Given instruction: Using the listing below, select the lines with the word "Берлин" and copy them.

─── Record extracts ───

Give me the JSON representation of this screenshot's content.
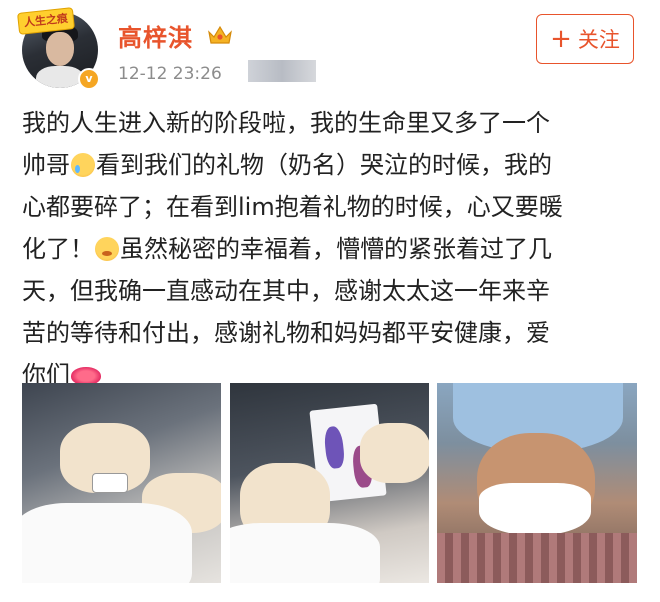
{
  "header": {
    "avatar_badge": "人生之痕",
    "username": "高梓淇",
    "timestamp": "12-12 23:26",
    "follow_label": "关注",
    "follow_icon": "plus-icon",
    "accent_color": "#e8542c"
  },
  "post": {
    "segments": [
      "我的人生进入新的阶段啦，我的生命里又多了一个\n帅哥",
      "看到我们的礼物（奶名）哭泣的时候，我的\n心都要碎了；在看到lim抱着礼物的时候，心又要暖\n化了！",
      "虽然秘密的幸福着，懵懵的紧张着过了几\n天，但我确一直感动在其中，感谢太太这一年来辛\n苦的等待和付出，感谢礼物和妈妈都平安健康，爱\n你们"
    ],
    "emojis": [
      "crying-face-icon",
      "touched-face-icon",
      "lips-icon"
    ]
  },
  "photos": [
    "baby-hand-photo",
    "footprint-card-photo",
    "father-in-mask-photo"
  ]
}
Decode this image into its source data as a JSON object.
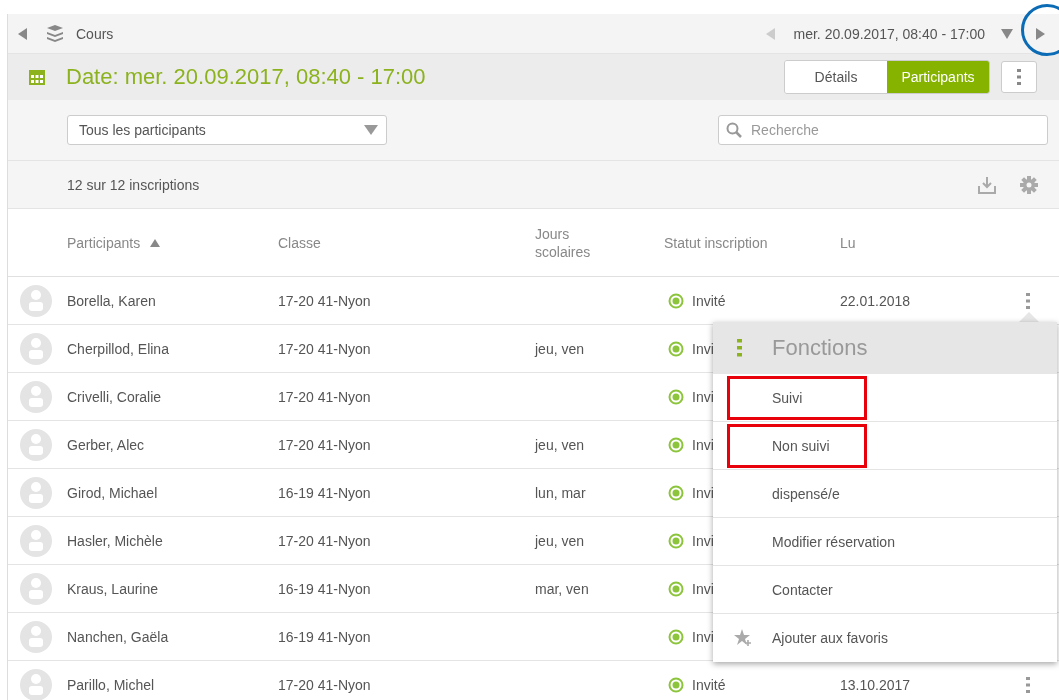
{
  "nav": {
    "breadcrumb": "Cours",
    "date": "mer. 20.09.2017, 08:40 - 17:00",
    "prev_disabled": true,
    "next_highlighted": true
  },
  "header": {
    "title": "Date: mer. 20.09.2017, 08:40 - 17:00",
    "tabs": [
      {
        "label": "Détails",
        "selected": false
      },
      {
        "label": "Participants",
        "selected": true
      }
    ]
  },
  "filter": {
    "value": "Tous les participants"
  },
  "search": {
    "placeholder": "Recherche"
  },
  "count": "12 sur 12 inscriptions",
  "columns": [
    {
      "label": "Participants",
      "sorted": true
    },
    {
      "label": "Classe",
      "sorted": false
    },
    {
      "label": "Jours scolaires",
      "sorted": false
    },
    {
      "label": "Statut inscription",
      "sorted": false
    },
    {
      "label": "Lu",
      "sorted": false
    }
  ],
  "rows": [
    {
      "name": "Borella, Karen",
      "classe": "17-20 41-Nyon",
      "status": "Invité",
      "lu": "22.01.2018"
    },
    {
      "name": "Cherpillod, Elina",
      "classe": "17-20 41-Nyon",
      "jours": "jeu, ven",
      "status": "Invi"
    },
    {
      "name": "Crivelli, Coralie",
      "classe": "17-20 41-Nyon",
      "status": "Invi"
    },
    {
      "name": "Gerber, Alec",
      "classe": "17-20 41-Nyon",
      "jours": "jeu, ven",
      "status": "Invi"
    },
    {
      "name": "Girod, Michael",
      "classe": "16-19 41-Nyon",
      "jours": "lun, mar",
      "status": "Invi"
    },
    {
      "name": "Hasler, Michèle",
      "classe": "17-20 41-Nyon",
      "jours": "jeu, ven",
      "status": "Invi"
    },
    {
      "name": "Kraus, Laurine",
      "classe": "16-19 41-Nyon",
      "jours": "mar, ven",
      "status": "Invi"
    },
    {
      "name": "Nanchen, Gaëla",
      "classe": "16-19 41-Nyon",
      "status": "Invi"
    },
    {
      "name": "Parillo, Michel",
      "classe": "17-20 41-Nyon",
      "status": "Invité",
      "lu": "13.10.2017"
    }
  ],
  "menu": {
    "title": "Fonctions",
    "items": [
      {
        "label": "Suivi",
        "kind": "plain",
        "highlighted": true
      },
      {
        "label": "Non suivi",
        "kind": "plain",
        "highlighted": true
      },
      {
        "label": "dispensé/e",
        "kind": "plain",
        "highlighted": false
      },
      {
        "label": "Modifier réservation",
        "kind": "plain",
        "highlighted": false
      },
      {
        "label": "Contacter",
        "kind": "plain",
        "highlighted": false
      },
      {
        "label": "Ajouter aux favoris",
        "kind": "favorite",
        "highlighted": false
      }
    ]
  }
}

───
─── Record extracts ───

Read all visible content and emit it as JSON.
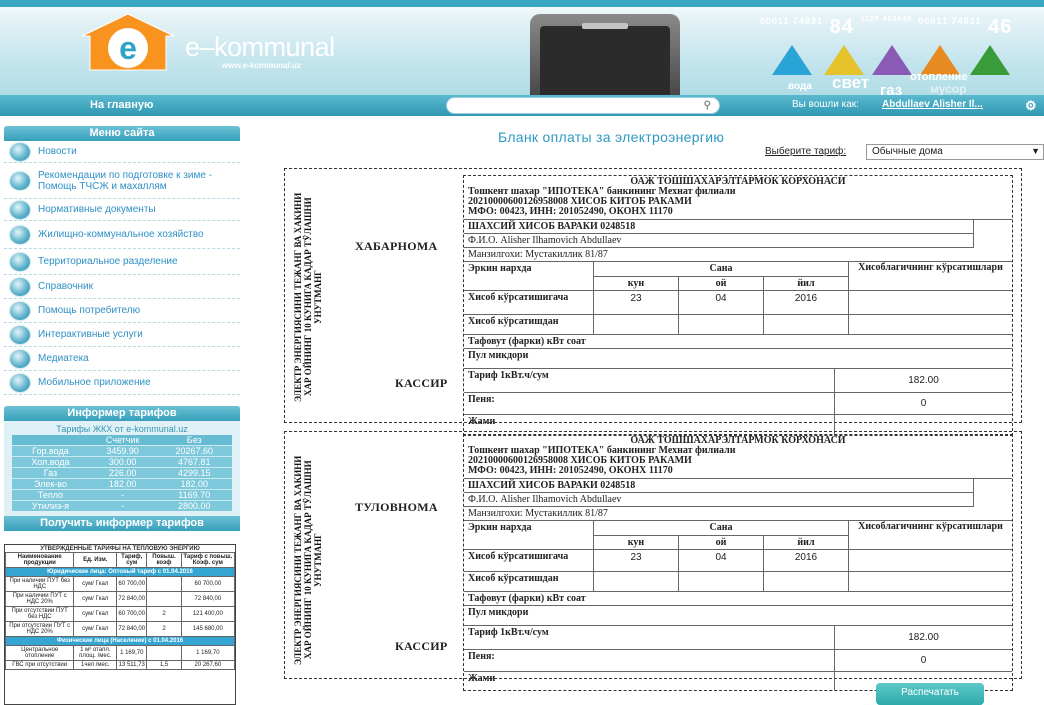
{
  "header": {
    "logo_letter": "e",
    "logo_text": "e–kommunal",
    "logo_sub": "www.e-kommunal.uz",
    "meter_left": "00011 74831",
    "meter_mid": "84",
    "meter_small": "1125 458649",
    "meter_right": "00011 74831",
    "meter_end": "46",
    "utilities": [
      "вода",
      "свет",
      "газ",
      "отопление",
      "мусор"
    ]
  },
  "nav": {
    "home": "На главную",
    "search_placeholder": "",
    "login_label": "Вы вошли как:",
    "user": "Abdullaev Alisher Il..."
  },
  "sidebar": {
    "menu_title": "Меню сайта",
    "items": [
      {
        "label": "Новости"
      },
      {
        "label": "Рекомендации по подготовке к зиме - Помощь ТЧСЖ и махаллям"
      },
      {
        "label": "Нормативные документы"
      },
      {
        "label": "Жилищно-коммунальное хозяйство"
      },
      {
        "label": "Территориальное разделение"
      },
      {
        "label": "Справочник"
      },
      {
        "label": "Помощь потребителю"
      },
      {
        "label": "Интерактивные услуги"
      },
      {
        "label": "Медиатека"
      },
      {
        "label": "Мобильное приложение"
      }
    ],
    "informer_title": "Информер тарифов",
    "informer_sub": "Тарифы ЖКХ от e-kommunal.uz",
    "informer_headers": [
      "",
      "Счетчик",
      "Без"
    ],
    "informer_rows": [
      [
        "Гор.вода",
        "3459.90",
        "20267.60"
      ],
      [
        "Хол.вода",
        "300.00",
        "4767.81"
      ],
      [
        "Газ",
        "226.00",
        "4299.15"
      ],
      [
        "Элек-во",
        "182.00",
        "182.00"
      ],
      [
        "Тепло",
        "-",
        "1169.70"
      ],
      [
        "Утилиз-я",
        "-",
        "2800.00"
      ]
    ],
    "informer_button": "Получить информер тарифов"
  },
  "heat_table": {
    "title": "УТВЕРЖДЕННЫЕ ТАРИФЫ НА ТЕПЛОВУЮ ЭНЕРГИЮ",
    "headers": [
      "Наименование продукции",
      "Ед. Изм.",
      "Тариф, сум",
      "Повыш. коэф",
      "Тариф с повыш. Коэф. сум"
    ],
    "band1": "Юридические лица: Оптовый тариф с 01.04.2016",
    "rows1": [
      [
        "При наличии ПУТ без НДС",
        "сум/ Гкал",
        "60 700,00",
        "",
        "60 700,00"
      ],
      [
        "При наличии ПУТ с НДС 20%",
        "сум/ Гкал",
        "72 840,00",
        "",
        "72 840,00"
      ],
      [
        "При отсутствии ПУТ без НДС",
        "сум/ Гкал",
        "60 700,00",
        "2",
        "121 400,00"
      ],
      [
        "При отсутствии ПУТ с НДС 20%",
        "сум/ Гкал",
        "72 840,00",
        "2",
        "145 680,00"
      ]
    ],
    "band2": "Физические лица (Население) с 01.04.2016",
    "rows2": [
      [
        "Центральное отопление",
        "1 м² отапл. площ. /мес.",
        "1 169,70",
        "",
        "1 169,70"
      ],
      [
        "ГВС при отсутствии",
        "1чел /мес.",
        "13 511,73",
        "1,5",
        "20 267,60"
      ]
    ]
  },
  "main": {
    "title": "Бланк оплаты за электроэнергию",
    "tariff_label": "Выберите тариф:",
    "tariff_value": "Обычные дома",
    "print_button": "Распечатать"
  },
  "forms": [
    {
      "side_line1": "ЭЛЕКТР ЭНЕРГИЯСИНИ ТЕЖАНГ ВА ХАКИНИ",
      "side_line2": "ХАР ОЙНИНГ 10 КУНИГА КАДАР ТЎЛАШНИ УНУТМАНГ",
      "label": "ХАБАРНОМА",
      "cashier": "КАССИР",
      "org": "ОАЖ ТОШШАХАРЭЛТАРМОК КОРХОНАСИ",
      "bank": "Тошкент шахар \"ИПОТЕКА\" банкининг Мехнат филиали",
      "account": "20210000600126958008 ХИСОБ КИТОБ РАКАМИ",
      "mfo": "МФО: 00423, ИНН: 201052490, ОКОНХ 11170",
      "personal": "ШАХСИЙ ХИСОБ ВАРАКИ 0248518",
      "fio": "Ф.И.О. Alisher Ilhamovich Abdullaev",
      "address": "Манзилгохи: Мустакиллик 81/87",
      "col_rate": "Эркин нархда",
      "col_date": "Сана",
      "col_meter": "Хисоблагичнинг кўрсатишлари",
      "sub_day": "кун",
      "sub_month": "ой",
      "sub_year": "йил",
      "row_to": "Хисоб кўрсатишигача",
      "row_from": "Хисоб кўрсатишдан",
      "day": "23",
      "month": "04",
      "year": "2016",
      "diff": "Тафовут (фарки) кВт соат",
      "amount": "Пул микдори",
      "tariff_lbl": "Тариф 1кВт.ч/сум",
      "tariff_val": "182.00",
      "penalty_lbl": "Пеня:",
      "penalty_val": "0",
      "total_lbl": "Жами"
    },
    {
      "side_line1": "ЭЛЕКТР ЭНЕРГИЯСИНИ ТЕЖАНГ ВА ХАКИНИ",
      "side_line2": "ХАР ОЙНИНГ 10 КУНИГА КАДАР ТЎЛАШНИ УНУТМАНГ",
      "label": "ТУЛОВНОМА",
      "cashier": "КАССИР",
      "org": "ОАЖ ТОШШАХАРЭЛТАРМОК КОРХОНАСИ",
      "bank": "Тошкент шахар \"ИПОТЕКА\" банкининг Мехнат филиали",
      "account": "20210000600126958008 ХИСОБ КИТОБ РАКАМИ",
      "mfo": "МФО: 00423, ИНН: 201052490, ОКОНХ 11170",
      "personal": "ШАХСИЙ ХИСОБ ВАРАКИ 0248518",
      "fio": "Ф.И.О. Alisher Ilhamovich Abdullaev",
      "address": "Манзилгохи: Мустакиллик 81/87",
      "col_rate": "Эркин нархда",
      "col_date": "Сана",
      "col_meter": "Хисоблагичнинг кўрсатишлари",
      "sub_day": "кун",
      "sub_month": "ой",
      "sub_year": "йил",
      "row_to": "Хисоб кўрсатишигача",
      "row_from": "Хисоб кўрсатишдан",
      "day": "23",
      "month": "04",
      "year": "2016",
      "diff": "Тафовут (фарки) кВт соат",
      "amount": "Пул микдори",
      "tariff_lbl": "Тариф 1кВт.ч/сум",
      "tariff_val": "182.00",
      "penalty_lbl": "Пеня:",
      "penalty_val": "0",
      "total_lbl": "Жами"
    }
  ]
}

───
─── Record extracts ───

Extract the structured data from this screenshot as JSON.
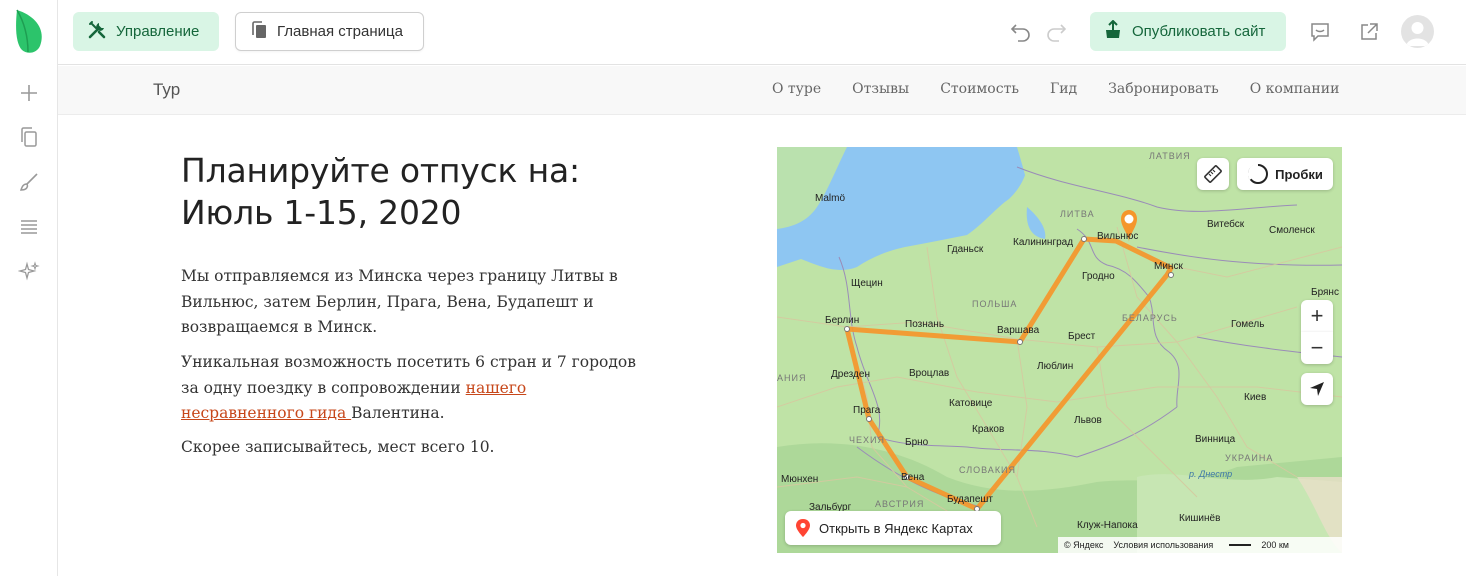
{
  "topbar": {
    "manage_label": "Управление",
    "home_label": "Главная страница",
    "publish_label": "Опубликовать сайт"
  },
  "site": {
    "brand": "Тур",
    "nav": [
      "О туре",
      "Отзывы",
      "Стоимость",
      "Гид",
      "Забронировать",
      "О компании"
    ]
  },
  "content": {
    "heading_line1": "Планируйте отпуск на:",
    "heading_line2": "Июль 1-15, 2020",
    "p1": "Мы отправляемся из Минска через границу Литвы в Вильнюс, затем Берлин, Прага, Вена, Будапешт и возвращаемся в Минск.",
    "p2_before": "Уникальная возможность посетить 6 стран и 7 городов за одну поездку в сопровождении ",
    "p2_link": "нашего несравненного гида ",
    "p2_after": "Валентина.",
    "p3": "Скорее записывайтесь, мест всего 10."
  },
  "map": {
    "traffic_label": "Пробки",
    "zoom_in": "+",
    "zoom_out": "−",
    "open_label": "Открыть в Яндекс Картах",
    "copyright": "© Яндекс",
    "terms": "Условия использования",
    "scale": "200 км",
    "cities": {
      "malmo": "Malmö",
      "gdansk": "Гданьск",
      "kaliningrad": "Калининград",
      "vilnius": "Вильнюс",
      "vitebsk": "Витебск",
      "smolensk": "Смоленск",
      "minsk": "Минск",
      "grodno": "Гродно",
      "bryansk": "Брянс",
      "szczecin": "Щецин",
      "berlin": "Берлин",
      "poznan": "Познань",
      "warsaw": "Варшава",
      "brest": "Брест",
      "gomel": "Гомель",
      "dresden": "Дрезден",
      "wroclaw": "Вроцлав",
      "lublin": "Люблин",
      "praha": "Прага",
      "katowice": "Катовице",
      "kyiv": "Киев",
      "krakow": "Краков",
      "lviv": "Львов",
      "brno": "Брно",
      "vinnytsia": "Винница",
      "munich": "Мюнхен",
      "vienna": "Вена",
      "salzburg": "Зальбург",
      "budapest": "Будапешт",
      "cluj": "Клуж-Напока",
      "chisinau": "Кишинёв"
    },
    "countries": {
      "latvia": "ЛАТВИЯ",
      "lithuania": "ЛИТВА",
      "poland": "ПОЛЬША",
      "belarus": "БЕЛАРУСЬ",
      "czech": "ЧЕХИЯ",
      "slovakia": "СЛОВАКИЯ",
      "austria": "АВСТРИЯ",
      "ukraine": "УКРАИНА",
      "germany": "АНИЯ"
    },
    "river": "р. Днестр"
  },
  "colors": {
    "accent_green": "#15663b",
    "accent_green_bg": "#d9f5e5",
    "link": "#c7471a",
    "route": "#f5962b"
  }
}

───

The output:
    "p1": "Мы отправляемся из Минска через границу Литвы в Вильнюс, затем Берлин, Прага, Вена, Будапешт и возвращаемся в Минск.",
      "berlin": "Берлин",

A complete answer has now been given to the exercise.